-- BEGIN AVAILABLE RECORDS --

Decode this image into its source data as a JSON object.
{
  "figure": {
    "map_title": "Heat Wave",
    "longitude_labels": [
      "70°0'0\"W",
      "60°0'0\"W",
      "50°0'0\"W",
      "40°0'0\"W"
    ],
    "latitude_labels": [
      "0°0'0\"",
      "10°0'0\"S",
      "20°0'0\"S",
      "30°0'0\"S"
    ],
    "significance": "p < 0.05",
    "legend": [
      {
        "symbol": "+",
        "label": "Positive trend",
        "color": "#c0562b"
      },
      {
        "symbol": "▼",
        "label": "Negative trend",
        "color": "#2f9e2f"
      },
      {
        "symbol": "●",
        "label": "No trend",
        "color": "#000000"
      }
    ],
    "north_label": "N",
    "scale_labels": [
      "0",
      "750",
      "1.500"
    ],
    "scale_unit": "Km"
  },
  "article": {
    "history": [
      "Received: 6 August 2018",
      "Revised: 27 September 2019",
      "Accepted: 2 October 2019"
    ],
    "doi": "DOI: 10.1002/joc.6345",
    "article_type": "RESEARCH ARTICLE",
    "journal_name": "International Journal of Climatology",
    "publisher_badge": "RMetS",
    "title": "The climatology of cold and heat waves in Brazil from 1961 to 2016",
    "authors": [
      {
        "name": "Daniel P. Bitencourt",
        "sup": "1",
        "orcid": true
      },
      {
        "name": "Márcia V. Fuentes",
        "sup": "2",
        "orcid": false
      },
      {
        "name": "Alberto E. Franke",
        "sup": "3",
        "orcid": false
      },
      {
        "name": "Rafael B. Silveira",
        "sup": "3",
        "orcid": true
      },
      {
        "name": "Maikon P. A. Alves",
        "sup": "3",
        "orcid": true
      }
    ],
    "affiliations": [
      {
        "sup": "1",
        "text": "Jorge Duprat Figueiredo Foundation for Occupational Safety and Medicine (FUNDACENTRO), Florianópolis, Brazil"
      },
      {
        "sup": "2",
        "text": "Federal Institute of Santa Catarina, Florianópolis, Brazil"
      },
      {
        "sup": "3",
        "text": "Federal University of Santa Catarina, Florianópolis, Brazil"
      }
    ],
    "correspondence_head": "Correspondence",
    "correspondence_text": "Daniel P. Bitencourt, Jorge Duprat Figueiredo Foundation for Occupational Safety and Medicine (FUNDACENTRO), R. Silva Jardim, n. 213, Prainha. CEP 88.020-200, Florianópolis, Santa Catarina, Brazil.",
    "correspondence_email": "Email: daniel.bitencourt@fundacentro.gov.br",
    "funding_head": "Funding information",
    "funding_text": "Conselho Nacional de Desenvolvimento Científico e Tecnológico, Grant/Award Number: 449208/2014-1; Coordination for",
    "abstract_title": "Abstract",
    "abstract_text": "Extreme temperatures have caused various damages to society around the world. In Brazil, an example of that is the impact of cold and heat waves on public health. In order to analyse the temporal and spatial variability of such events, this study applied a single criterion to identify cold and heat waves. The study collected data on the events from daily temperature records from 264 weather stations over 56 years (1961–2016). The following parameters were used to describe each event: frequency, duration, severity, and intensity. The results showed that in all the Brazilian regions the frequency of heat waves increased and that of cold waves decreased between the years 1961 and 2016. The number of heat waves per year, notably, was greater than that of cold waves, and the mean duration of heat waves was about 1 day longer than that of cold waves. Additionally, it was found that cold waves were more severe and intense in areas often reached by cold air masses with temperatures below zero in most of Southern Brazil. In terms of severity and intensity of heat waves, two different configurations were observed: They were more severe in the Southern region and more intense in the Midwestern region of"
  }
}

-- END AVAILABLE RECORDS --

WHAT YOU WILL DO: Retype all of the material above with every character intact.

FINAL ANSWER:
Decode this image into its source data as a JSON object.
{
  "figure": {
    "map_title": "Heat Wave",
    "longitude_labels": [
      "70°0'0\"W",
      "60°0'0\"W",
      "50°0'0\"W",
      "40°0'0\"W"
    ],
    "latitude_labels": [
      "0°0'0\"",
      "10°0'0\"S",
      "20°0'0\"S",
      "30°0'0\"S"
    ],
    "significance": "p < 0.05",
    "legend": [
      {
        "symbol": "+",
        "label": "Positive trend",
        "color": "#c0562b"
      },
      {
        "symbol": "▼",
        "label": "Negative trend",
        "color": "#2f9e2f"
      },
      {
        "symbol": "●",
        "label": "No trend",
        "color": "#000000"
      }
    ],
    "north_label": "N",
    "scale_labels": [
      "0",
      "750",
      "1.500"
    ],
    "scale_unit": "Km"
  },
  "article": {
    "history": [
      "Received: 6 August 2018",
      "Revised: 27 September 2019",
      "Accepted: 2 October 2019"
    ],
    "doi": "DOI: 10.1002/joc.6345",
    "article_type": "RESEARCH ARTICLE",
    "journal_name": "International Journal of Climatology",
    "publisher_badge": "RMetS",
    "title": "The climatology of cold and heat waves in Brazil from 1961 to 2016",
    "authors": [
      {
        "name": "Daniel P. Bitencourt",
        "sup": "1",
        "orcid": true
      },
      {
        "name": "Márcia V. Fuentes",
        "sup": "2",
        "orcid": false
      },
      {
        "name": "Alberto E. Franke",
        "sup": "3",
        "orcid": false
      },
      {
        "name": "Rafael B. Silveira",
        "sup": "3",
        "orcid": true
      },
      {
        "name": "Maikon P. A. Alves",
        "sup": "3",
        "orcid": true
      }
    ],
    "affiliations": [
      {
        "sup": "1",
        "text": "Jorge Duprat Figueiredo Foundation for Occupational Safety and Medicine (FUNDACENTRO), Florianópolis, Brazil"
      },
      {
        "sup": "2",
        "text": "Federal Institute of Santa Catarina, Florianópolis, Brazil"
      },
      {
        "sup": "3",
        "text": "Federal University of Santa Catarina, Florianópolis, Brazil"
      }
    ],
    "correspondence_head": "Correspondence",
    "correspondence_text": "Daniel P. Bitencourt, Jorge Duprat Figueiredo Foundation for Occupational Safety and Medicine (FUNDACENTRO), R. Silva Jardim, n. 213, Prainha. CEP 88.020-200, Florianópolis, Santa Catarina, Brazil.",
    "correspondence_email": "Email: daniel.bitencourt@fundacentro.gov.br",
    "funding_head": "Funding information",
    "funding_text": "Conselho Nacional de Desenvolvimento Científico e Tecnológico, Grant/Award Number: 449208/2014-1; Coordination for",
    "abstract_title": "Abstract",
    "abstract_text": "Extreme temperatures have caused various damages to society around the world. In Brazil, an example of that is the impact of cold and heat waves on public health. In order to analyse the temporal and spatial variability of such events, this study applied a single criterion to identify cold and heat waves. The study collected data on the events from daily temperature records from 264 weather stations over 56 years (1961–2016). The following parameters were used to describe each event: frequency, duration, severity, and intensity. The results showed that in all the Brazilian regions the frequency of heat waves increased and that of cold waves decreased between the years 1961 and 2016. The number of heat waves per year, notably, was greater than that of cold waves, and the mean duration of heat waves was about 1 day longer than that of cold waves. Additionally, it was found that cold waves were more severe and intense in areas often reached by cold air masses with temperatures below zero in most of Southern Brazil. In terms of severity and intensity of heat waves, two different configurations were observed: They were more severe in the Southern region and more intense in the Midwestern region of"
  }
}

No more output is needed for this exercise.